> [Instructions for the task] Review the listing and copy each line that holds the word "محمود".

> [Data shown]

[START]

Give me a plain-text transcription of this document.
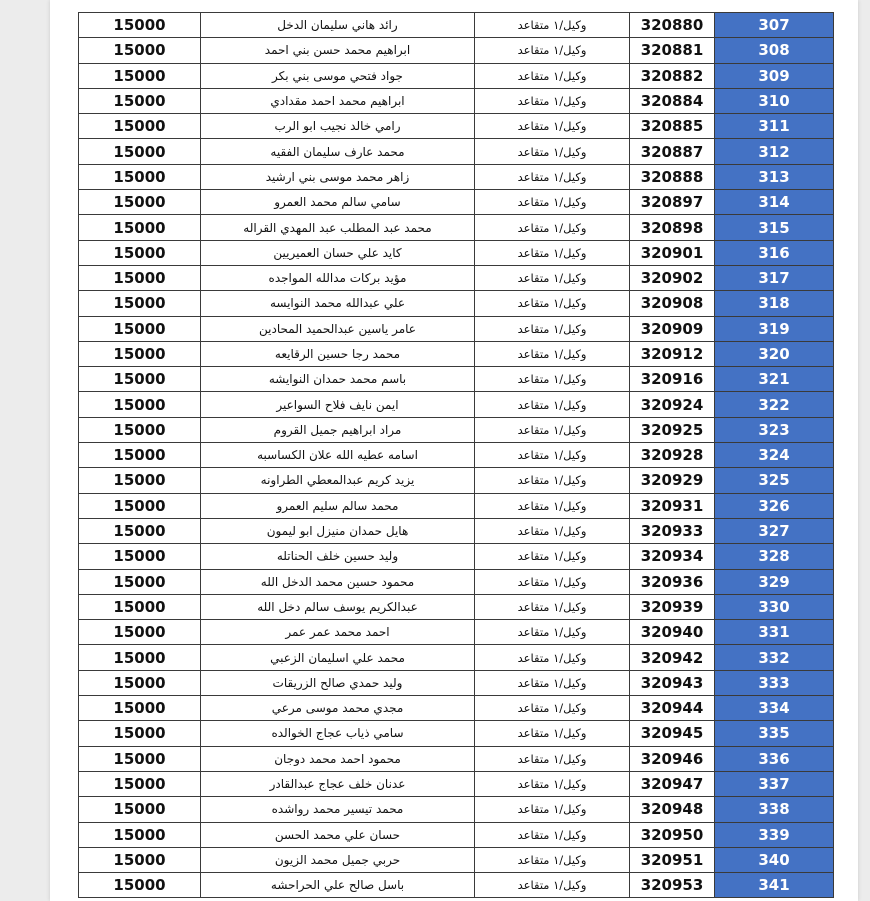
15000	رائد هاني سليمان الدخل	وكيل/١ متقاعد	320880	307
15000	ابراهيم محمد حسن بني احمد	وكيل/١ متقاعد	320881	308
15000	جواد فتحي موسى بني بكر	وكيل/١ متقاعد	320882	309
15000	ابراهيم محمد احمد مقدادي	وكيل/١ متقاعد	320884	310
15000	رامي خالد نجيب ابو الرب	وكيل/١ متقاعد	320885	311
15000	محمد عارف سليمان الفقيه	وكيل/١ متقاعد	320887	312
15000	زاهر محمد موسى بني ارشيد	وكيل/١ متقاعد	320888	313
15000	سامي سالم محمد العمرو	وكيل/١ متقاعد	320897	314
15000	محمد عبد المطلب عبد المهدي القراله	وكيل/١ متقاعد	320898	315
15000	كايد علي حسان العميريين	وكيل/١ متقاعد	320901	316
15000	مؤيد بركات مدالله المواجده	وكيل/١ متقاعد	320902	317
15000	علي عبدالله محمد النوايسه	وكيل/١ متقاعد	320908	318
15000	عامر ياسين عبدالحميد المحادين	وكيل/١ متقاعد	320909	319
15000	محمد رجا حسين الرقايعه	وكيل/١ متقاعد	320912	320
15000	باسم محمد حمدان النوايشه	وكيل/١ متقاعد	320916	321
15000	ايمن نايف فلاح السواعير	وكيل/١ متقاعد	320924	322
15000	مراد ابراهيم جميل القروم	وكيل/١ متقاعد	320925	323
15000	اسامه عطيه الله علان الكساسبه	وكيل/١ متقاعد	320928	324
15000	يزيد كريم عبدالمعطي الطراونه	وكيل/١ متقاعد	320929	325
15000	محمد سالم سليم العمرو	وكيل/١ متقاعد	320931	326
15000	هايل حمدان منيزل ابو ليمون	وكيل/١ متقاعد	320933	327
15000	وليد حسين خلف الحناتله	وكيل/١ متقاعد	320934	328
15000	محمود حسين محمد الدخل الله	وكيل/١ متقاعد	320936	329
15000	عبدالكريم يوسف سالم دخل الله	وكيل/١ متقاعد	320939	330
15000	احمد محمد عمر عمر	وكيل/١ متقاعد	320940	331
15000	محمد علي اسليمان الزعبي	وكيل/١ متقاعد	320942	332
15000	وليد حمدي صالح الزريقات	وكيل/١ متقاعد	320943	333
15000	مجدي محمد موسى مرعي	وكيل/١ متقاعد	320944	334
15000	سامي ذياب عجاج الخوالده	وكيل/١ متقاعد	320945	335
15000	محمود احمد محمد دوجان	وكيل/١ متقاعد	320946	336
15000	عدنان خلف عجاج عبدالقادر	وكيل/١ متقاعد	320947	337
15000	محمد تيسير محمد رواشده	وكيل/١ متقاعد	320948	338
15000	حسان علي محمد الحسن	وكيل/١ متقاعد	320950	339
15000	حربي جميل محمد الزيون	وكيل/١ متقاعد	320951	340
15000	باسل صالح علي الحراحشه	وكيل/١ متقاعد	320953	341
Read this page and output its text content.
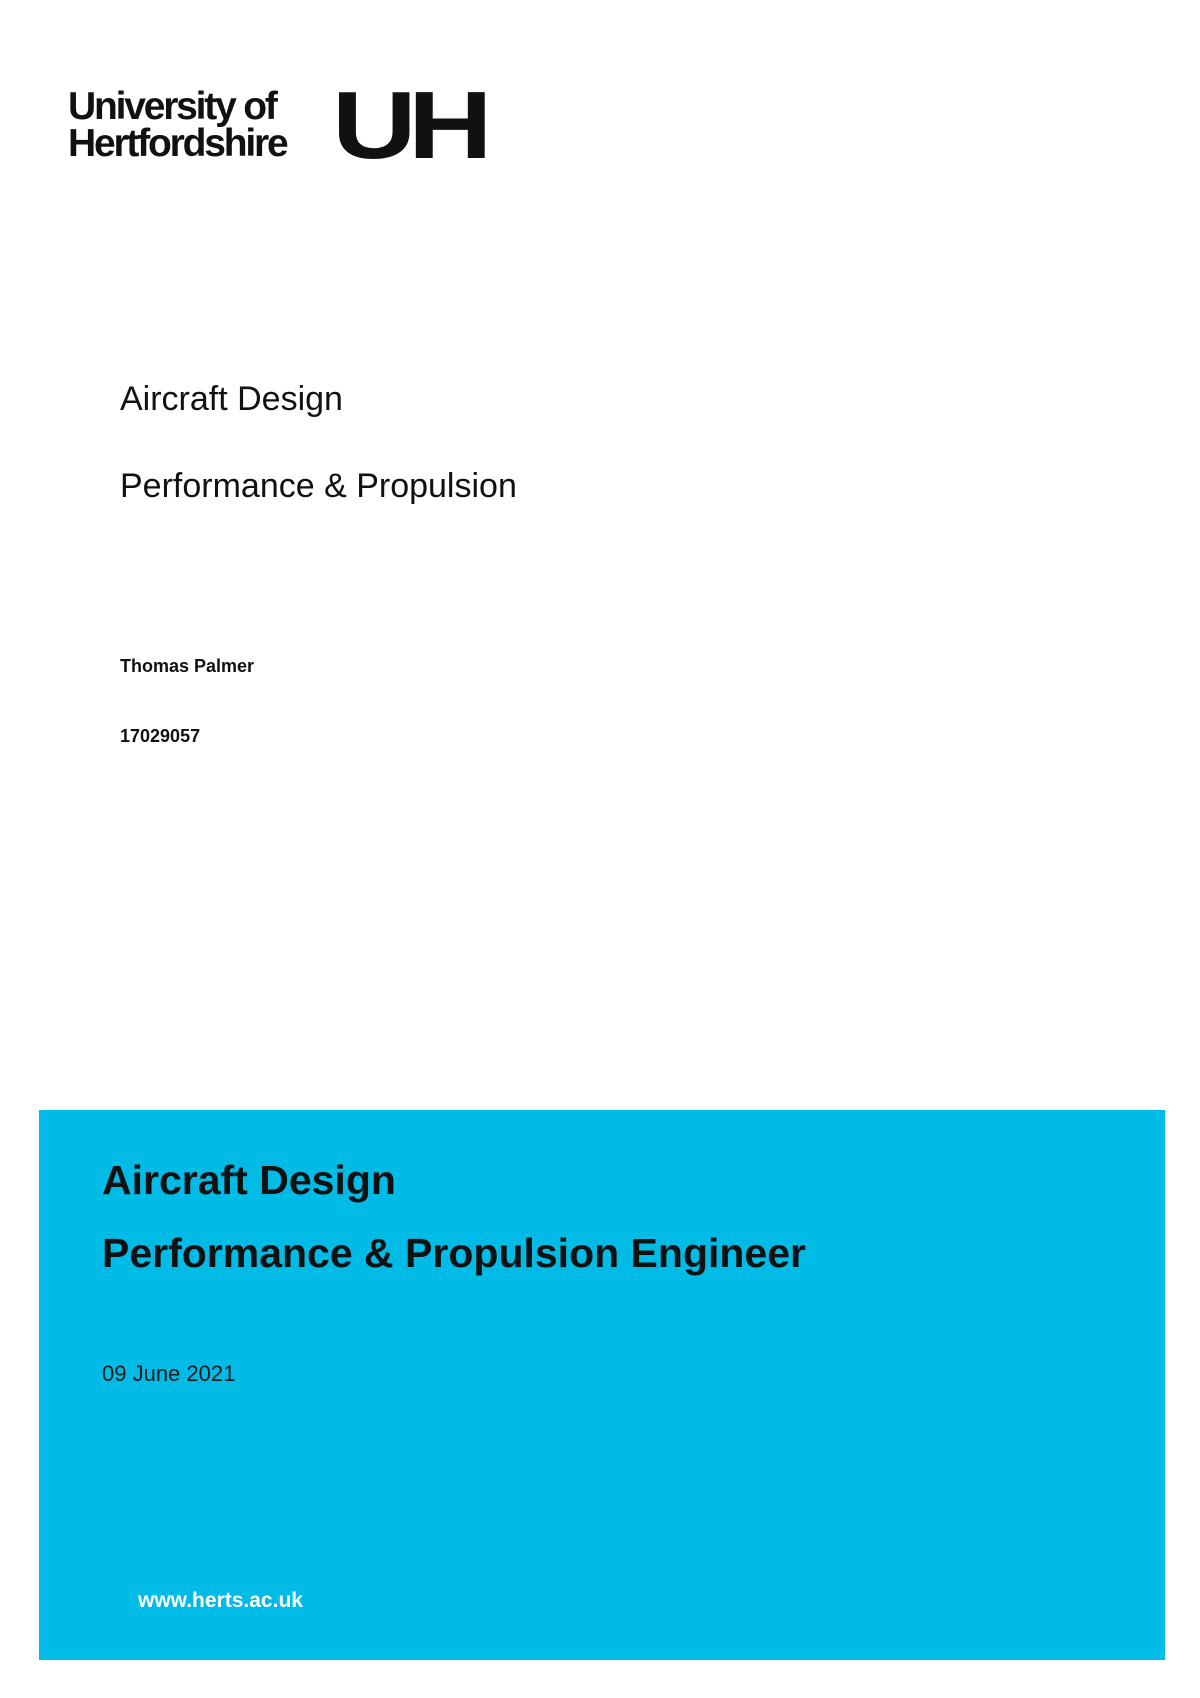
University of
Hertfordshire UH
Aircraft Design
Performance & Propulsion
Thomas Palmer
17029057
Aircraft Design
Performance & Propulsion Engineer
09 June 2021
www.herts.ac.uk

[END]

> [Correct result]
15000	محمود حسين محمد الدخل الله	وكيل/١ متقاعد	320936	329
15000	محمود احمد محمد دوجان	وكيل/١ متقاعد	320946	336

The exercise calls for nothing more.